**What you need to do:**
Identify the lines that contain the string "particle" and report only how many there are.

**Dataset entries:**
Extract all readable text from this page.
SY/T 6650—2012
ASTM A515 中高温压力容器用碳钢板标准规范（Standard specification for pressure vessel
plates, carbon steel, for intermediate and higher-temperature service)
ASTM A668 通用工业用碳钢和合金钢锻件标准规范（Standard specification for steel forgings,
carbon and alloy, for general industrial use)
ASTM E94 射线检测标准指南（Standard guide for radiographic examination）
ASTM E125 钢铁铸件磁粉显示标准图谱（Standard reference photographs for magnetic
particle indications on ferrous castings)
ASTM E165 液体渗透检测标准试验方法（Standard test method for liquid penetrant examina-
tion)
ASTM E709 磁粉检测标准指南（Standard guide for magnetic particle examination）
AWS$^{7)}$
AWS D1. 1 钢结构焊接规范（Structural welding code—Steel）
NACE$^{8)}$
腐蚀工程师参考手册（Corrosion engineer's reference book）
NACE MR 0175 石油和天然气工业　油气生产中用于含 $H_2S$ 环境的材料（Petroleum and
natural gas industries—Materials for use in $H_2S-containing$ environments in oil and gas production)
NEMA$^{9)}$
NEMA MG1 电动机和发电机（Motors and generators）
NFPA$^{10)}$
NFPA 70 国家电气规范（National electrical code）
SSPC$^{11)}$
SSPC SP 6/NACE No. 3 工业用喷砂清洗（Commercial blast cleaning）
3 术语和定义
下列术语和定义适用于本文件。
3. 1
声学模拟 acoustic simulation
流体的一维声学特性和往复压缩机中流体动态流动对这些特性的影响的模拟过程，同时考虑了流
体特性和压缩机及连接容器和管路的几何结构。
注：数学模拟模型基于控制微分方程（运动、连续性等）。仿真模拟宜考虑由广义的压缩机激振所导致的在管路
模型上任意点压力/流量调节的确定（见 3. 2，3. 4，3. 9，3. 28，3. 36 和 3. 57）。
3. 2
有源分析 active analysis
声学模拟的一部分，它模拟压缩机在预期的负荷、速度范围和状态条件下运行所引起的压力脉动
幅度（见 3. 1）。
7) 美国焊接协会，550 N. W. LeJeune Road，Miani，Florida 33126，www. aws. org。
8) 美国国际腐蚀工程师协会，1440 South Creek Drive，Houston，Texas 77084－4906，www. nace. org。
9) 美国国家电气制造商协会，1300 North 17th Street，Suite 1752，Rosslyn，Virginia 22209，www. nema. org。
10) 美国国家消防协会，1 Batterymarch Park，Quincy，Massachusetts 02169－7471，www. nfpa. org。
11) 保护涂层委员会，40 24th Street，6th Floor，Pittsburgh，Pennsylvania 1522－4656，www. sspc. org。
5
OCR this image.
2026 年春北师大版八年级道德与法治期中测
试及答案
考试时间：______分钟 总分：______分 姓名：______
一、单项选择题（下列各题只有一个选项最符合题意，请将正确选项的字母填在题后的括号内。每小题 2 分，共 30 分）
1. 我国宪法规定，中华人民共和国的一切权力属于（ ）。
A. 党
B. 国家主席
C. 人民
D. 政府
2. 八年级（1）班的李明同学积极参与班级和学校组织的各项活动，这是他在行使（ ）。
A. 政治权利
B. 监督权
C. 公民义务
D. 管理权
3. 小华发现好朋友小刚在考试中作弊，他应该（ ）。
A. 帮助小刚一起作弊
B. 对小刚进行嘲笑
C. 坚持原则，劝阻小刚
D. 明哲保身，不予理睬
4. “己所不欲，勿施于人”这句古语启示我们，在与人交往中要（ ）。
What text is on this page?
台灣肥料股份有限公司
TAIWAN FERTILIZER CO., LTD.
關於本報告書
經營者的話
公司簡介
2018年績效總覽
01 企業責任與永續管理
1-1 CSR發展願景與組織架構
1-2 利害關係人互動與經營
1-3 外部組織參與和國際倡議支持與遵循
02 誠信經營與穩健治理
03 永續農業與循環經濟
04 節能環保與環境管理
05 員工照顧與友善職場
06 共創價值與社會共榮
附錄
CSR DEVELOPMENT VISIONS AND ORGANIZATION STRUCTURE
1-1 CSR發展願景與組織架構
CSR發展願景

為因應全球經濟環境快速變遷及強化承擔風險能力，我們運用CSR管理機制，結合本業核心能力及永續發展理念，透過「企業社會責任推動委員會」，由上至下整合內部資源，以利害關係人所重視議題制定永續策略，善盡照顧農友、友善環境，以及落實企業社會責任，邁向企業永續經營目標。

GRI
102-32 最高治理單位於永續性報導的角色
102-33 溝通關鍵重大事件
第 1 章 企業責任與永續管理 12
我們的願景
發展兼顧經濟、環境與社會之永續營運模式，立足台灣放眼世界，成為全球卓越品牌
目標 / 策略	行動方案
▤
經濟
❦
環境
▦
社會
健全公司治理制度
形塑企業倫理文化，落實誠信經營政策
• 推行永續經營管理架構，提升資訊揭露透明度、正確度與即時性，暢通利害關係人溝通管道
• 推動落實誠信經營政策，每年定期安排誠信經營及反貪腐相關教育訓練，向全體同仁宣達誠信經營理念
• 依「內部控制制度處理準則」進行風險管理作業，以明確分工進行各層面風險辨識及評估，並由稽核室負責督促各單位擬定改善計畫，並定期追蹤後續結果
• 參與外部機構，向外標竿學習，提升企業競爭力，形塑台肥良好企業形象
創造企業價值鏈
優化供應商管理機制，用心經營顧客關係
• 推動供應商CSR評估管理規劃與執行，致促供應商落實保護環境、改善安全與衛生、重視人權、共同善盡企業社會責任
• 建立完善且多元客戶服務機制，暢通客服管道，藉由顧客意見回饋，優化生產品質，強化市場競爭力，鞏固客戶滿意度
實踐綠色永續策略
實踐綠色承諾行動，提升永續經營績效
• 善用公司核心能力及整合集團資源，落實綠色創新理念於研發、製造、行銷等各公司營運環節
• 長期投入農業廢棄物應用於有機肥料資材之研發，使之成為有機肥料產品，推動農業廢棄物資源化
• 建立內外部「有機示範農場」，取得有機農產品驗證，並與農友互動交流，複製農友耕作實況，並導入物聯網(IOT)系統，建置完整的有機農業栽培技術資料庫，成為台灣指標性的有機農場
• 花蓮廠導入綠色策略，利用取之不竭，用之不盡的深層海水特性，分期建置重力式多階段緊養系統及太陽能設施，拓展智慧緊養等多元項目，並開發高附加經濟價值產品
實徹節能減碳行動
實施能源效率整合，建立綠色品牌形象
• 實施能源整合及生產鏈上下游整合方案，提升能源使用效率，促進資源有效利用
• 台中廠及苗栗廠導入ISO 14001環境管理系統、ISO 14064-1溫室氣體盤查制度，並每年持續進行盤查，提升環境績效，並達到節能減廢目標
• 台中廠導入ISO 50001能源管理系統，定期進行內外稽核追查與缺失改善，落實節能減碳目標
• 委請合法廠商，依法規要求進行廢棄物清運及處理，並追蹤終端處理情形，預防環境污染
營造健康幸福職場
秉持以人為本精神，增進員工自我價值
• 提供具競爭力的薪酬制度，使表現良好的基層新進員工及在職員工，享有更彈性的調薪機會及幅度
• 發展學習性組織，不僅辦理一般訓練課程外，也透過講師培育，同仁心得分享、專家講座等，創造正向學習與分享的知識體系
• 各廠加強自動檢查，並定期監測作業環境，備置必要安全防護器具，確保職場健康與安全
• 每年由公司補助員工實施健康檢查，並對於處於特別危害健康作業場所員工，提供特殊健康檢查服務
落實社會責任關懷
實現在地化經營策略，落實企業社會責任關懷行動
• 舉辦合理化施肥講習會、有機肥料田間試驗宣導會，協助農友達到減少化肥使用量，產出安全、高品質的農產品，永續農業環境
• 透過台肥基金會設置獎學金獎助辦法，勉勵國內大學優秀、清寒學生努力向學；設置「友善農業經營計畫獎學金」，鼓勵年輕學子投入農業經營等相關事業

**Right answer:**
2